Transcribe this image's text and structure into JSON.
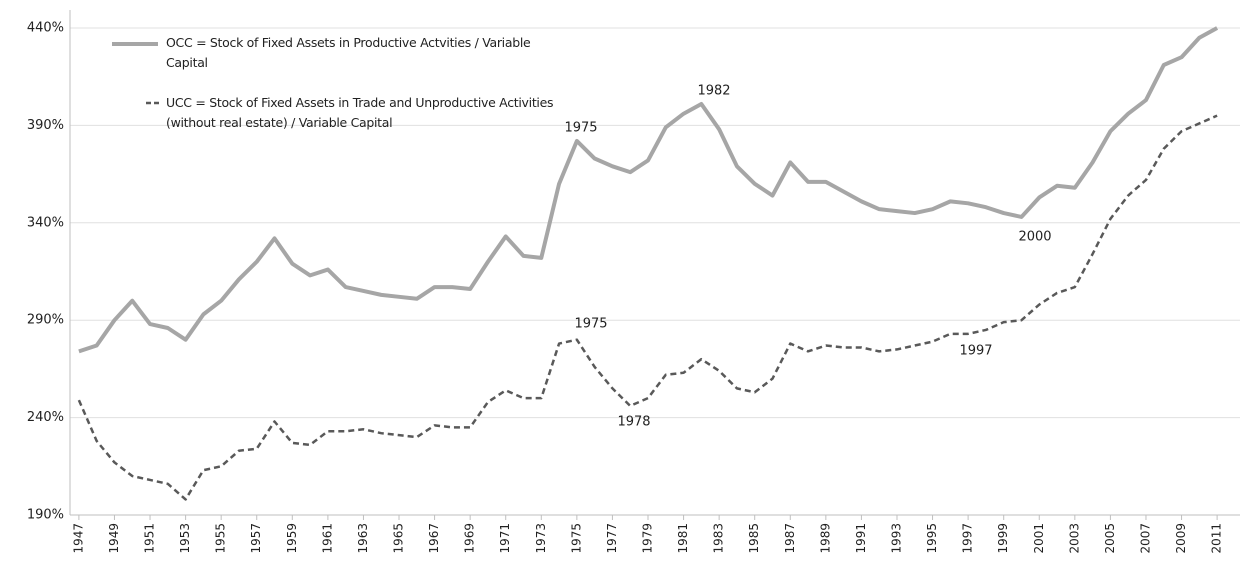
{
  "chart_data": {
    "type": "line",
    "x": [
      1947,
      1948,
      1949,
      1950,
      1951,
      1952,
      1953,
      1954,
      1955,
      1956,
      1957,
      1958,
      1959,
      1960,
      1961,
      1962,
      1963,
      1964,
      1965,
      1966,
      1967,
      1968,
      1969,
      1970,
      1971,
      1972,
      1973,
      1974,
      1975,
      1976,
      1977,
      1978,
      1979,
      1980,
      1981,
      1982,
      1983,
      1984,
      1985,
      1986,
      1987,
      1988,
      1989,
      1990,
      1991,
      1992,
      1993,
      1994,
      1995,
      1996,
      1997,
      1998,
      1999,
      2000,
      2001,
      2002,
      2003,
      2004,
      2005,
      2006,
      2007,
      2008,
      2009,
      2010,
      2011
    ],
    "series": [
      {
        "name": "OCC = Stock of Fixed Assets in Productive Actvities / Variable Capital",
        "color": "#a6a6a6",
        "dash": false,
        "values": [
          274,
          277,
          290,
          300,
          288,
          286,
          280,
          293,
          300,
          311,
          320,
          332,
          319,
          313,
          316,
          307,
          305,
          303,
          302,
          301,
          307,
          307,
          306,
          320,
          333,
          323,
          322,
          360,
          382,
          373,
          369,
          366,
          372,
          389,
          396,
          401,
          388,
          369,
          360,
          354,
          371,
          361,
          361,
          356,
          351,
          347,
          346,
          345,
          347,
          351,
          350,
          348,
          345,
          343,
          353,
          359,
          358,
          371,
          387,
          396,
          403,
          421,
          425,
          435,
          440
        ]
      },
      {
        "name": "UCC = Stock of Fixed Assets in Trade and Unproductive Activities (without real estate) / Variable Capital",
        "color": "#595959",
        "dash": true,
        "values": [
          249,
          228,
          217,
          210,
          208,
          206,
          198,
          213,
          215,
          223,
          224,
          238,
          227,
          226,
          233,
          233,
          234,
          232,
          231,
          230,
          236,
          235,
          235,
          248,
          254,
          250,
          250,
          278,
          280,
          266,
          255,
          246,
          250,
          262,
          263,
          270,
          264,
          255,
          253,
          260,
          278,
          274,
          277,
          276,
          276,
          274,
          275,
          277,
          279,
          283,
          283,
          285,
          289,
          290,
          298,
          304,
          307,
          324,
          342,
          354,
          362,
          378,
          387,
          391,
          395
        ]
      }
    ],
    "xlim": [
      1946.5,
      2011.5
    ],
    "xticks": [
      1947,
      1949,
      1951,
      1953,
      1955,
      1957,
      1959,
      1961,
      1963,
      1965,
      1967,
      1969,
      1971,
      1973,
      1975,
      1977,
      1979,
      1981,
      1983,
      1985,
      1987,
      1989,
      1991,
      1993,
      1995,
      1997,
      1999,
      2001,
      2003,
      2005,
      2007,
      2009,
      2011
    ],
    "ylim": [
      190,
      440
    ],
    "yticks": [
      {
        "value": 190,
        "label": "190%"
      },
      {
        "value": 240,
        "label": "240%"
      },
      {
        "value": 290,
        "label": "290%"
      },
      {
        "value": 340,
        "label": "340%"
      },
      {
        "value": 390,
        "label": "390%"
      },
      {
        "value": 440,
        "label": "440%"
      }
    ],
    "grid": true,
    "legend": "top-left",
    "annotations": [
      "1982",
      "1975",
      "2000",
      "1975",
      "1997",
      "1978"
    ]
  }
}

**Task objective**
Print the complete listing exactly as it stands, without its pictures.

**Solution to this problem**
Transcribe this image's text and structure into JSON.
{
  "chart_data": {
    "type": "line",
    "x": [
      1947,
      1948,
      1949,
      1950,
      1951,
      1952,
      1953,
      1954,
      1955,
      1956,
      1957,
      1958,
      1959,
      1960,
      1961,
      1962,
      1963,
      1964,
      1965,
      1966,
      1967,
      1968,
      1969,
      1970,
      1971,
      1972,
      1973,
      1974,
      1975,
      1976,
      1977,
      1978,
      1979,
      1980,
      1981,
      1982,
      1983,
      1984,
      1985,
      1986,
      1987,
      1988,
      1989,
      1990,
      1991,
      1992,
      1993,
      1994,
      1995,
      1996,
      1997,
      1998,
      1999,
      2000,
      2001,
      2002,
      2003,
      2004,
      2005,
      2006,
      2007,
      2008,
      2009,
      2010,
      2011
    ],
    "series": [
      {
        "name": "OCC = Stock of Fixed Assets in Productive Actvities / Variable Capital",
        "color": "#a6a6a6",
        "dash": false,
        "values": [
          274,
          277,
          290,
          300,
          288,
          286,
          280,
          293,
          300,
          311,
          320,
          332,
          319,
          313,
          316,
          307,
          305,
          303,
          302,
          301,
          307,
          307,
          306,
          320,
          333,
          323,
          322,
          360,
          382,
          373,
          369,
          366,
          372,
          389,
          396,
          401,
          388,
          369,
          360,
          354,
          371,
          361,
          361,
          356,
          351,
          347,
          346,
          345,
          347,
          351,
          350,
          348,
          345,
          343,
          353,
          359,
          358,
          371,
          387,
          396,
          403,
          421,
          425,
          435,
          440
        ]
      },
      {
        "name": "UCC = Stock of Fixed Assets in Trade and Unproductive Activities (without real estate) / Variable Capital",
        "color": "#595959",
        "dash": true,
        "values": [
          249,
          228,
          217,
          210,
          208,
          206,
          198,
          213,
          215,
          223,
          224,
          238,
          227,
          226,
          233,
          233,
          234,
          232,
          231,
          230,
          236,
          235,
          235,
          248,
          254,
          250,
          250,
          278,
          280,
          266,
          255,
          246,
          250,
          262,
          263,
          270,
          264,
          255,
          253,
          260,
          278,
          274,
          277,
          276,
          276,
          274,
          275,
          277,
          279,
          283,
          283,
          285,
          289,
          290,
          298,
          304,
          307,
          324,
          342,
          354,
          362,
          378,
          387,
          391,
          395
        ]
      }
    ],
    "xlim": [
      1946.5,
      2011.5
    ],
    "xticks": [
      1947,
      1949,
      1951,
      1953,
      1955,
      1957,
      1959,
      1961,
      1963,
      1965,
      1967,
      1969,
      1971,
      1973,
      1975,
      1977,
      1979,
      1981,
      1983,
      1985,
      1987,
      1989,
      1991,
      1993,
      1995,
      1997,
      1999,
      2001,
      2003,
      2005,
      2007,
      2009,
      2011
    ],
    "ylim": [
      190,
      440
    ],
    "yticks": [
      {
        "value": 190,
        "label": "190%"
      },
      {
        "value": 240,
        "label": "240%"
      },
      {
        "value": 290,
        "label": "290%"
      },
      {
        "value": 340,
        "label": "340%"
      },
      {
        "value": 390,
        "label": "390%"
      },
      {
        "value": 440,
        "label": "440%"
      }
    ],
    "grid": true,
    "legend": "top-left",
    "annotations": [
      "1982",
      "1975",
      "2000",
      "1975",
      "1997",
      "1978"
    ]
  }
}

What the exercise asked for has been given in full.